● Direction: Exactly as written, quote every line that follows, skipping the images.

Dataset entries on figures
#####
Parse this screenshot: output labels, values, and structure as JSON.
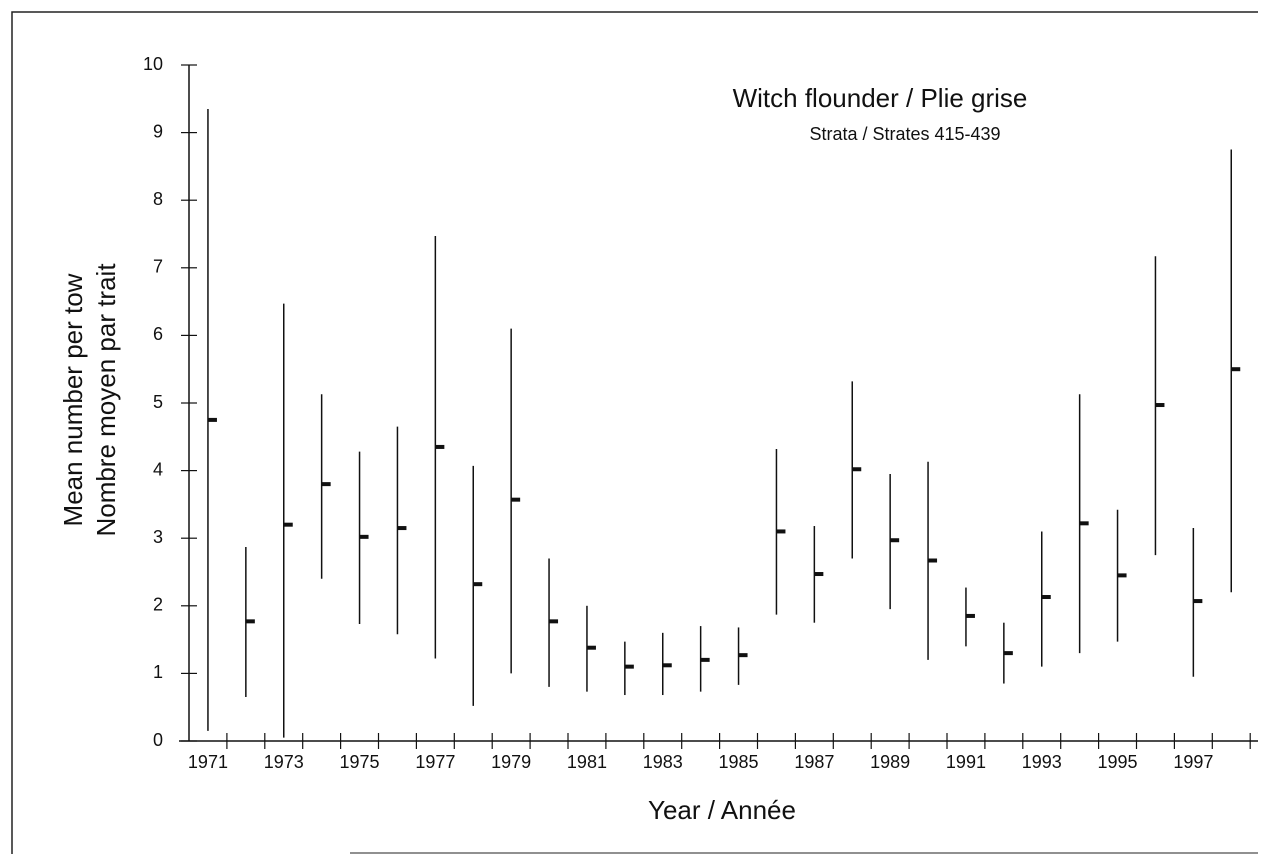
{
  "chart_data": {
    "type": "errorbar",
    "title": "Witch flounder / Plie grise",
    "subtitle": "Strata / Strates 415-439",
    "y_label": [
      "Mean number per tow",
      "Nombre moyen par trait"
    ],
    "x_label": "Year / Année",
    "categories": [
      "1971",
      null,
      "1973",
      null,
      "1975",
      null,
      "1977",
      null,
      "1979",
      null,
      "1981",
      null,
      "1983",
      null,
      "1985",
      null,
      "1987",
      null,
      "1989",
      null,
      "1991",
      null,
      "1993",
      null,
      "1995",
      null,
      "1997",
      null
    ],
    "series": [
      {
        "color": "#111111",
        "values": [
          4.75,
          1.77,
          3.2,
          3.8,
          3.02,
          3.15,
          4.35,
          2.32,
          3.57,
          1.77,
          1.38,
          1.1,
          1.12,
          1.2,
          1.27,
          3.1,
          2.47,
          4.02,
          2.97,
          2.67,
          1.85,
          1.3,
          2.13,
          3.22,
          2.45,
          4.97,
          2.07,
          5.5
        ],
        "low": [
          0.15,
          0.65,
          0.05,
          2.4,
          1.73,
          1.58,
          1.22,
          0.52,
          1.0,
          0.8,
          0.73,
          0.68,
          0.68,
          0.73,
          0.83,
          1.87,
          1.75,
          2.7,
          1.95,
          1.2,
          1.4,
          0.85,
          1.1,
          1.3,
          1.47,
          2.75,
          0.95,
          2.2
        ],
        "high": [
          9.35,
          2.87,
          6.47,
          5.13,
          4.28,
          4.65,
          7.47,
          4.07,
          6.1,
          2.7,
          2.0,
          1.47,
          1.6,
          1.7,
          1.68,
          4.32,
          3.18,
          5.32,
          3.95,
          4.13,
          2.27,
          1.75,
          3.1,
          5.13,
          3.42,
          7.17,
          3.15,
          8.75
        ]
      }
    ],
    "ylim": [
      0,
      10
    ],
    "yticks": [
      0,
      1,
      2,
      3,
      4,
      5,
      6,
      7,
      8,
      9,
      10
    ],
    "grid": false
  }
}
#####
● Task response:
Parse this screenshot: output labels, values, and structure as JSON.
{
  "chart_data": {
    "type": "errorbar",
    "title": "Witch flounder / Plie grise",
    "subtitle": "Strata / Strates 415-439",
    "y_label": [
      "Mean number per tow",
      "Nombre moyen par trait"
    ],
    "x_label": "Year / Année",
    "categories": [
      "1971",
      null,
      "1973",
      null,
      "1975",
      null,
      "1977",
      null,
      "1979",
      null,
      "1981",
      null,
      "1983",
      null,
      "1985",
      null,
      "1987",
      null,
      "1989",
      null,
      "1991",
      null,
      "1993",
      null,
      "1995",
      null,
      "1997",
      null
    ],
    "series": [
      {
        "color": "#111111",
        "values": [
          4.75,
          1.77,
          3.2,
          3.8,
          3.02,
          3.15,
          4.35,
          2.32,
          3.57,
          1.77,
          1.38,
          1.1,
          1.12,
          1.2,
          1.27,
          3.1,
          2.47,
          4.02,
          2.97,
          2.67,
          1.85,
          1.3,
          2.13,
          3.22,
          2.45,
          4.97,
          2.07,
          5.5
        ],
        "low": [
          0.15,
          0.65,
          0.05,
          2.4,
          1.73,
          1.58,
          1.22,
          0.52,
          1.0,
          0.8,
          0.73,
          0.68,
          0.68,
          0.73,
          0.83,
          1.87,
          1.75,
          2.7,
          1.95,
          1.2,
          1.4,
          0.85,
          1.1,
          1.3,
          1.47,
          2.75,
          0.95,
          2.2
        ],
        "high": [
          9.35,
          2.87,
          6.47,
          5.13,
          4.28,
          4.65,
          7.47,
          4.07,
          6.1,
          2.7,
          2.0,
          1.47,
          1.6,
          1.7,
          1.68,
          4.32,
          3.18,
          5.32,
          3.95,
          4.13,
          2.27,
          1.75,
          3.1,
          5.13,
          3.42,
          7.17,
          3.15,
          8.75
        ]
      }
    ],
    "ylim": [
      0,
      10
    ],
    "yticks": [
      0,
      1,
      2,
      3,
      4,
      5,
      6,
      7,
      8,
      9,
      10
    ],
    "grid": false
  }
}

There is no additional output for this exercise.